----- Selected passage

Bridge in Johannesburg, South Africa

Nelson Mandela Bridge is a bridge in Johannesburg, South Africa. It is the fourth of five bridges which cross the railway lines and sidings located just west of Johannesburg Park Station, the first being the Johan Rissik Bridge adjacent to the station. It was completed in 2003, and cost R38 million to build. The proposal for the bridge was to link up two main business areas of Braamfontein and Newtown as well as to rejuvenate and to a certain level modernise the inner city. The bridge forms part of the M27 Route of Johannesburg. Nelson Mandela Bridge was the longest suspension bridge in Southern Africa, for 21 years, until it was overtaken by the Msikaba Bridge.

==History==
A bridge linking Braamfontein to the Johannesburg city centre was first mooted by Steve Thorne and Gordon Gibson, urban designers, in 1993 in their urban design study of the Inner City of Johannesburg. In their study they named the bridge the Nelson Mandela bridge in recognition of the role Nelson Mandela was having in uniting South African society, and the symbolism of linkage and unity provided by the bridge.

----------

Tasks to complete:
A - Print the part of the Nelson Mandela Bridge text that begins at the words "Nelson Mandela Bridge is" and stops after the words "the Msikaba Bridge.", copied word for word.
B - According to the Nelson Mandela Bridge text, how much did the bridge cost to build?
C - Write the next part of the Nelson Mandela Bridge text, picking up right after its last sentence.

----- Given material

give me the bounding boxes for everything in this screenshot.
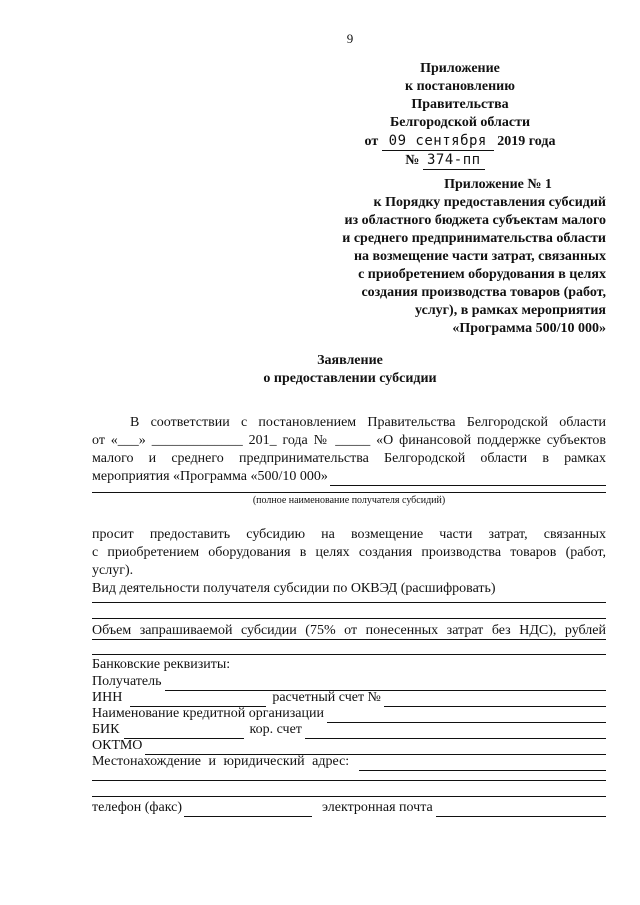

----------

Expected answers:
A -
Nelson Mandela Bridge is a bridge in Johannesburg, South Africa. It is the fourth of five bridges which cross the railway lines and sidings located just west of Johannesburg Park Station, the first being the Johan Rissik Bridge adjacent to the station. It was completed in 2003, and cost R38 million to build. The proposal for the bridge was to link up two main business areas of Braamfontein and Newtown as well as to rejuvenate and to a certain level modernise the inner city. The bridge forms part of the M27 Route of Johannesburg. Nelson Mandela Bridge was the longest suspension bridge in Southern Africa, for 21 years, until it was overtaken by the Msikaba Bridge.

B - R38 million

C -
==Design==
The bridge was constructed over 42 railway lines without disturbing railway traffic and is 284 metres long.There are two pylons, North and South, 42 and 27 metres high respectively. Engineers tried to keep the bridge as light as possible and used a structural steel with a concrete composite deck to keep weight down. Heavier banks along the bridge were reinforced by heavier back spans. The bridge consists of two lanes and has pedestrian walk-ways on either side. The bridge can be viewed from one of Johannesburg's most popular roads, the M1 highway. 4,000 cubic metres of concrete and 1,000 tons of structural steel were used to construct the bridge. The bridge is lit in rainbow colours at night.

== Public use and events ==
The bridge is frequently used as a site for public demonstrations and symbolic displays due to its central location and high visibility within Johannesburg. Various civic, political, and social groups have held gatherings on the bridge to draw public attention to their causes.

In October 2023 and January 2026, crowds gathered on the bridge to raise awareness of Israeli hostages held in Gaza following the October 7 attacks by Hamas on Israel, during which thousands of civilians were killed, including hundreds at the Nova music festival.